O segmento Desenrola Famílias é exclusivo para pessoas físicas com rendimento mensal delimitado em até cinco salários mínimos. Para ter direito às vantagens, o débito do consumidor precisa obrigatoriamente cumprir critérios estabelecidos.

As exigências incluem:

  • Contratação efetuada até 31 de janeiro de 2026;
  • Atraso registrado entre 91 dias e dois anos;
  • Registro da pendência em uma instituição financeira credenciada.

A checagem dos requisitos é efetuada pelo próprio banco, que analisa seus cadastros internos e os dados do Sistema de Informações de Crédito (SCR) do Banco Central.

Quais dívidas entram

O programa abrange modalidades bancárias que costumam aplicar as taxas de juros mais elevadas do mercado. Entre os débitos que podem ser refinanciados estão:

  • Cartão de crédito (rotativo ou parcelamento);
  • Cheque especial;
  • Crédito pessoal sem desconto em folha;
  • Empréstimos pessoais contratados para quitar outras dívidas.

A efetiva inclusão da dívida depende, contudo, da análise prévia e da adesão voluntária do banco credor.

Tabela de descontos

Os índices de abatimento variam de acordo com a modalidade do crédito e a duração do atraso. Para dívidas acumuladas no cartão rotativo e no cheque especial, os descontos podem alcançar até 90% do montante total.

Confira a variação dos abatimentos conforme o período de atraso:

  • 91 a 120 dias: 40% (rotativo/cheque especial) e 30% (outros créditos);
  • 121 a 150 dias: 45% (rotativo/cheque especial) e 35% (outros créditos);
  • 151 a 180 dias: 50% (rotativo/cheque especial) e 40% (outros créditos);
  • 181 a 240 dias: 55% (rotativo/cheque especial) e 45% (outros créditos);
  • 241 a 300 dias: 70% (rotativo/cheque especial) e 60% (outros créditos);
  • 301 a 360 dias: 85% (rotativo/cheque especial) e 75% (outros créditos);
  • 1 a 2 anos: 90% (rotativo/cheque especial) e 80% (outros créditos).

=== O QUE FAZER ===
A: Duplique literalmente o trecho do texto sobre o Desenrola Famílias que começa em "A checagem dos" e vai até "do Banco Central.", incluindo esta última passagem.
B: Relacione todas as modalidades de débito que, segundo o texto sobre o Desenrola Famílias, podem ser refinanciadas.
Baseie-se exclusivamente no texto sobre o Desenrola Famílias.

=== MATERIAL EXTRAÍDO ===
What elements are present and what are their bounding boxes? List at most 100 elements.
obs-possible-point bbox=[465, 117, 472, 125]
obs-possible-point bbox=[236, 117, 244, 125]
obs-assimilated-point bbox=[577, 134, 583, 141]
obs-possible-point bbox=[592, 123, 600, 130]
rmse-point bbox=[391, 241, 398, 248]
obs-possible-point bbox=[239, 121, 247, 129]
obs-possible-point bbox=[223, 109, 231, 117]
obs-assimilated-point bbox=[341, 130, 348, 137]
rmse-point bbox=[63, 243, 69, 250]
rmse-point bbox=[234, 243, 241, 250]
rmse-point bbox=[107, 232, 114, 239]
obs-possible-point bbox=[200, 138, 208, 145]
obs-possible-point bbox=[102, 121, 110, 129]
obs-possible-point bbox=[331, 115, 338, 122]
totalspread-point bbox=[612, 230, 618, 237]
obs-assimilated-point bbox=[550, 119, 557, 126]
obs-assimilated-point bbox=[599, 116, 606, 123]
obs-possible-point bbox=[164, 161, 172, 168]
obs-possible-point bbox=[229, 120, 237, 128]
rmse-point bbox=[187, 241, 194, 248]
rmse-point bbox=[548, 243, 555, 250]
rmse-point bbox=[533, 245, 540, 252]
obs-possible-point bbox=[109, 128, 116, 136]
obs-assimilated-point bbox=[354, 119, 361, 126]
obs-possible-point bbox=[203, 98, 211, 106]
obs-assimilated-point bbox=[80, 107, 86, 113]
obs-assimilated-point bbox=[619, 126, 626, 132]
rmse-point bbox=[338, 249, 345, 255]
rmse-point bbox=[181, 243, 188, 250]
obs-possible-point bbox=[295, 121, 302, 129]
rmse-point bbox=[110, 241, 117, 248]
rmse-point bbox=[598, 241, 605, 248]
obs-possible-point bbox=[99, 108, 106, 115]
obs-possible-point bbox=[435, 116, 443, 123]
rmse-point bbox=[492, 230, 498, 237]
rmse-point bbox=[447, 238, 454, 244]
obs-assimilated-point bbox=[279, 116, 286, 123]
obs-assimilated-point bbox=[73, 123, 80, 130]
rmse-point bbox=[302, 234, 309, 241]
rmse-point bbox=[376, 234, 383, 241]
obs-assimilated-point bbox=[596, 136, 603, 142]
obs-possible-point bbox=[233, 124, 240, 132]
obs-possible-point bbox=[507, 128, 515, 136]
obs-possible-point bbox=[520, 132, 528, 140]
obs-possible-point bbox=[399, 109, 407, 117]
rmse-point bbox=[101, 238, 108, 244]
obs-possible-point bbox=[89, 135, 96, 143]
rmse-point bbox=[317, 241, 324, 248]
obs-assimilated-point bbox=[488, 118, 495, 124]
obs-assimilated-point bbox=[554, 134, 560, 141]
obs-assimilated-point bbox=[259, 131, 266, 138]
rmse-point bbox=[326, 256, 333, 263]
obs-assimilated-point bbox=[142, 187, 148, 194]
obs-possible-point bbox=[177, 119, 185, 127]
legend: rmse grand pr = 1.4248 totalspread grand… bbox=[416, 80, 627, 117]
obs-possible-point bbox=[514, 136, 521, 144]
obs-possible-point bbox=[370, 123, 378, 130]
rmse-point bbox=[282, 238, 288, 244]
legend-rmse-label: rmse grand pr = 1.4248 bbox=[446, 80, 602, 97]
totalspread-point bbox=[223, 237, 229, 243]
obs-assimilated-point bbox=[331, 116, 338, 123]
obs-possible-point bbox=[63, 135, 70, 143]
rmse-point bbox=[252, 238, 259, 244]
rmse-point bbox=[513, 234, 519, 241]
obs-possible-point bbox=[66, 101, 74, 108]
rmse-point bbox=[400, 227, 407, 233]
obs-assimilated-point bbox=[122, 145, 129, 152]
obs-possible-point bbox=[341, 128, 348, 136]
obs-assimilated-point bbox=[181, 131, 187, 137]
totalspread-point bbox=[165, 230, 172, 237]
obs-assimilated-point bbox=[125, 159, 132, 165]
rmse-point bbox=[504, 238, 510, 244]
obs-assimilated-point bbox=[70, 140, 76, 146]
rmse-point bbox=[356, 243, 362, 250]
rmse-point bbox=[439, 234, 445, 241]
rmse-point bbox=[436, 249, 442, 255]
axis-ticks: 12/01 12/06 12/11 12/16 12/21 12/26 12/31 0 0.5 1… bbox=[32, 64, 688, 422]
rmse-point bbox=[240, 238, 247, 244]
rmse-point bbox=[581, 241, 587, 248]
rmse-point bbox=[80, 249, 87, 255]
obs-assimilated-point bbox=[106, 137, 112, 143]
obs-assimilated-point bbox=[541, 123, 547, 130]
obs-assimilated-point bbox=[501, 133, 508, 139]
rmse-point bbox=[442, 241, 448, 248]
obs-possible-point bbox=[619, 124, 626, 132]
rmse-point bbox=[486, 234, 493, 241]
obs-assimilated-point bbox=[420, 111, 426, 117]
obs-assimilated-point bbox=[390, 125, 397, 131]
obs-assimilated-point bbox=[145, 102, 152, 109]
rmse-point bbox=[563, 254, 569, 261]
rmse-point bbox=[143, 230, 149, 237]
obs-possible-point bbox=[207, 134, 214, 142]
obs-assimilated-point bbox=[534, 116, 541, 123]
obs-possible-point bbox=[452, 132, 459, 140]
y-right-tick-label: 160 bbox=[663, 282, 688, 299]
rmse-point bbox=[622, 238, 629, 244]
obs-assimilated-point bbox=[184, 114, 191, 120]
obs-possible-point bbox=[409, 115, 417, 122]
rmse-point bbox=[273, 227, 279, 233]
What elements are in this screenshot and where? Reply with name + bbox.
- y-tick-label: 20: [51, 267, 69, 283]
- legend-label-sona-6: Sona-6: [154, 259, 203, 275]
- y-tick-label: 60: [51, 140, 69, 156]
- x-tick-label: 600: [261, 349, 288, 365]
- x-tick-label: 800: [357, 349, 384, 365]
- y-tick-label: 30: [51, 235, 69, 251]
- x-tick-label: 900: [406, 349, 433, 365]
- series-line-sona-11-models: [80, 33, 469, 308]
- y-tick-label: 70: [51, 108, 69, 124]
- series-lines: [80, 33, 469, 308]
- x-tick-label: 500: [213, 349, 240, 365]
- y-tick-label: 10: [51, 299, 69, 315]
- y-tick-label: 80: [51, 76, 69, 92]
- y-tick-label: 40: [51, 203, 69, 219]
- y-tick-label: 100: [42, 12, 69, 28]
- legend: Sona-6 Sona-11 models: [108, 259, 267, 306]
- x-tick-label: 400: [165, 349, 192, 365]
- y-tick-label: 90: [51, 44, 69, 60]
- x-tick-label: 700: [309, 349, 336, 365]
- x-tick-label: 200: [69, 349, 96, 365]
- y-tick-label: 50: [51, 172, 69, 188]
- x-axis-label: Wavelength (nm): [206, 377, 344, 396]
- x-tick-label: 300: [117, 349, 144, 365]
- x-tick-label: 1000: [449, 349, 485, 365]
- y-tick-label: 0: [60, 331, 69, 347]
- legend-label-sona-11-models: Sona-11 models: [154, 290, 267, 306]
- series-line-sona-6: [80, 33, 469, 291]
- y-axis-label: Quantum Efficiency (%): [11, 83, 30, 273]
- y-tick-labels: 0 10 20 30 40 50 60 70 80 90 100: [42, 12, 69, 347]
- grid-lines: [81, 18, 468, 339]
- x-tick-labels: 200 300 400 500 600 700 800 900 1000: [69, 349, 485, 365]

=== SOLUÇÕES POR TAREFA ===
A:
A checagem dos requisitos é efetuada pelo próprio banco, que analisa seus cadastros internos e os dados do Sistema de Informações de Crédito (SCR) do Banco Central.

B:
- Cartão de crédito (rotativo ou parcelamento)
- Cheque especial
- Crédito pessoal sem desconto em folha
- Empréstimos pessoais contratados para quitar outras dívidas